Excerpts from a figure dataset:
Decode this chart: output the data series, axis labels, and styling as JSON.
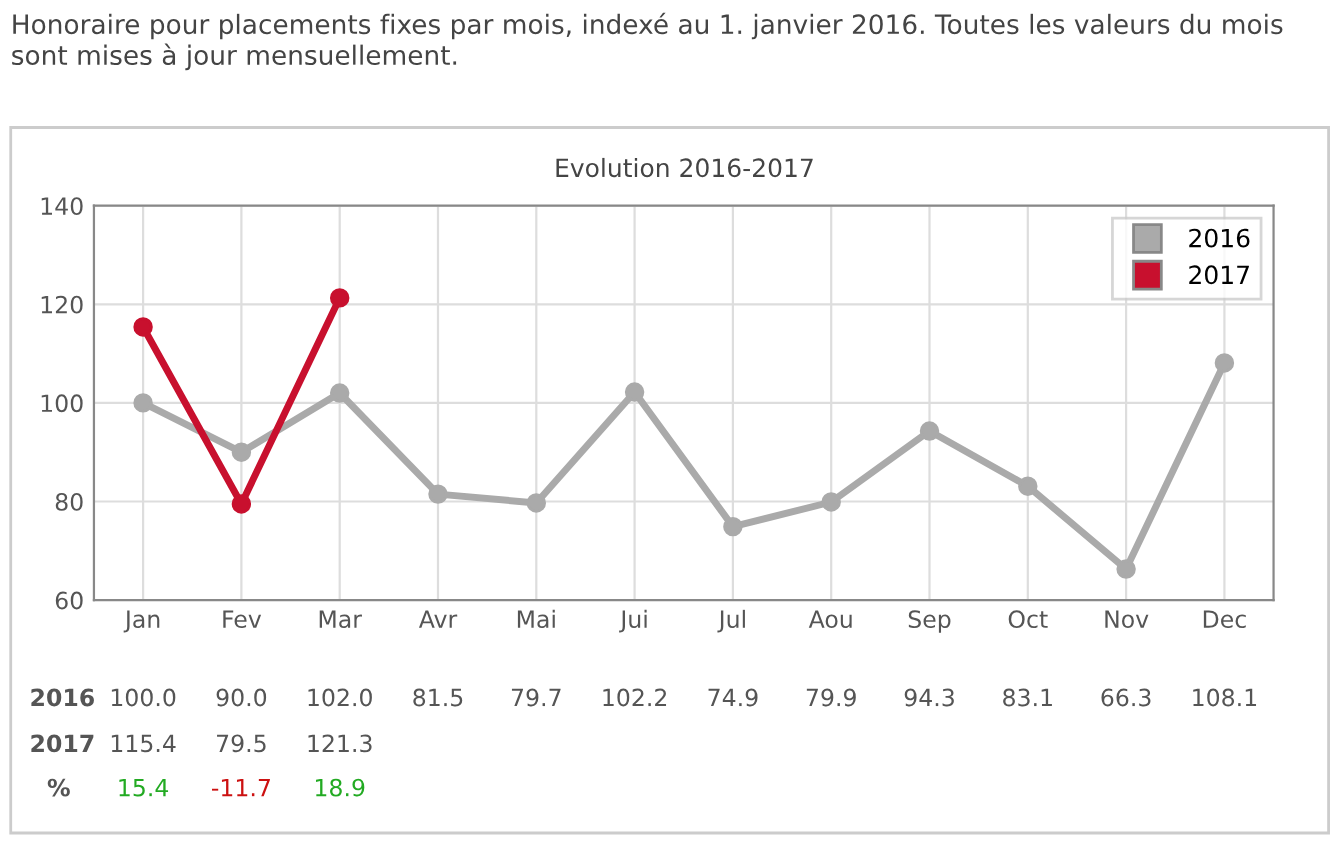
{
  "chart_data": {
    "type": "line",
    "subtitle": "Honoraire pour placements fixes par mois, indexé au 1. janvier 2016. Toutes les valeurs du mois sont mises à jour mensuellement.",
    "title": "Evolution 2016-2017",
    "categories": [
      "Jan",
      "Fev",
      "Mar",
      "Avr",
      "Mai",
      "Jui",
      "Jul",
      "Aou",
      "Sep",
      "Oct",
      "Nov",
      "Dec"
    ],
    "series": [
      {
        "name": "2016",
        "color": "#aaaaaa",
        "values": [
          100.0,
          90.0,
          102.0,
          81.5,
          79.7,
          102.2,
          74.9,
          79.9,
          94.3,
          83.1,
          66.3,
          108.1
        ],
        "value_labels": [
          "100.0",
          "90.0",
          "102.0",
          "81.5",
          "79.7",
          "102.2",
          "74.9",
          "79.9",
          "94.3",
          "83.1",
          "66.3",
          "108.1"
        ]
      },
      {
        "name": "2017",
        "color": "#c8102e",
        "values": [
          115.4,
          79.5,
          121.3,
          null,
          null,
          null,
          null,
          null,
          null,
          null,
          null,
          null
        ],
        "value_labels": [
          "115.4",
          "79.5",
          "121.3",
          null,
          null,
          null,
          null,
          null,
          null,
          null,
          null,
          null
        ]
      }
    ],
    "annotations": [
      "%",
      "15.4",
      "-11.7",
      "18.9"
    ],
    "ylim": [
      60,
      140
    ],
    "yticks": [
      60,
      80,
      100,
      120,
      140
    ],
    "grid": true,
    "legend": "top right",
    "marker": "circle",
    "line_style": "solid"
  }
}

OBJECTIVE:
Print all entries exactly. The images do not belong in the copy.

OUTPUT FOR THIS EXERCISE:
Decode this chart: output the data series, axis labels, and styling as JSON.
{
  "chart_data": {
    "type": "line",
    "subtitle": "Honoraire pour placements fixes par mois, indexé au 1. janvier 2016. Toutes les valeurs du mois sont mises à jour mensuellement.",
    "title": "Evolution 2016-2017",
    "categories": [
      "Jan",
      "Fev",
      "Mar",
      "Avr",
      "Mai",
      "Jui",
      "Jul",
      "Aou",
      "Sep",
      "Oct",
      "Nov",
      "Dec"
    ],
    "series": [
      {
        "name": "2016",
        "color": "#aaaaaa",
        "values": [
          100.0,
          90.0,
          102.0,
          81.5,
          79.7,
          102.2,
          74.9,
          79.9,
          94.3,
          83.1,
          66.3,
          108.1
        ],
        "value_labels": [
          "100.0",
          "90.0",
          "102.0",
          "81.5",
          "79.7",
          "102.2",
          "74.9",
          "79.9",
          "94.3",
          "83.1",
          "66.3",
          "108.1"
        ]
      },
      {
        "name": "2017",
        "color": "#c8102e",
        "values": [
          115.4,
          79.5,
          121.3,
          null,
          null,
          null,
          null,
          null,
          null,
          null,
          null,
          null
        ],
        "value_labels": [
          "115.4",
          "79.5",
          "121.3",
          null,
          null,
          null,
          null,
          null,
          null,
          null,
          null,
          null
        ]
      }
    ],
    "annotations": [
      "%",
      "15.4",
      "-11.7",
      "18.9"
    ],
    "ylim": [
      60,
      140
    ],
    "yticks": [
      60,
      80,
      100,
      120,
      140
    ],
    "grid": true,
    "legend": "top right",
    "marker": "circle",
    "line_style": "solid"
  }
}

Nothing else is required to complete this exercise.